Some records:
---+---

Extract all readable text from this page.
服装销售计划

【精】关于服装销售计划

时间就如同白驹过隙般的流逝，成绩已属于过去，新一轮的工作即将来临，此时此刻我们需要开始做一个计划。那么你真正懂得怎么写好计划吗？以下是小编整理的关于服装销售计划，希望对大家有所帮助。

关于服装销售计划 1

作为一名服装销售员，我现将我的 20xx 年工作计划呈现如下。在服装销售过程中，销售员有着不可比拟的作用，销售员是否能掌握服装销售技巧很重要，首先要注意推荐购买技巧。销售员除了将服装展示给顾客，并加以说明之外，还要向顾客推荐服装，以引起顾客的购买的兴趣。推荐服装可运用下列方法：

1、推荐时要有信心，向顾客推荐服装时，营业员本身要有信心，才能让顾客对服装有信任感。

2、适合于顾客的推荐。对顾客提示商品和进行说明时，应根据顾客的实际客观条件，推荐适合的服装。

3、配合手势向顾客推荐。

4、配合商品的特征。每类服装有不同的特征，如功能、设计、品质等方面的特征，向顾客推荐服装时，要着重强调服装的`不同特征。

---+---

YOUR GOAL: Retype every record above exactly as written.

SOLUTION TO THIS TASK:
Extract all readable text from this page.
服装销售计划

【精】关于服装销售计划

时间就如同白驹过隙般的流逝，成绩已属于过去，新一轮的工作即将来临，此时此刻我们需要开始做一个计划。那么你真正懂得怎么写好计划吗？以下是小编整理的关于服装销售计划，希望对大家有所帮助。

关于服装销售计划 1

作为一名服装销售员，我现将我的 20xx 年工作计划呈现如下。在服装销售过程中，销售员有着不可比拟的作用，销售员是否能掌握服装销售技巧很重要，首先要注意推荐购买技巧。销售员除了将服装展示给顾客，并加以说明之外，还要向顾客推荐服装，以引起顾客的购买的兴趣。推荐服装可运用下列方法：

1、推荐时要有信心，向顾客推荐服装时，营业员本身要有信心，才能让顾客对服装有信任感。

2、适合于顾客的推荐。对顾客提示商品和进行说明时，应根据顾客的实际客观条件，推荐适合的服装。

3、配合手势向顾客推荐。

4、配合商品的特征。每类服装有不同的特征，如功能、设计、品质等方面的特征，向顾客推荐服装时，要着重强调服装的`不同特征。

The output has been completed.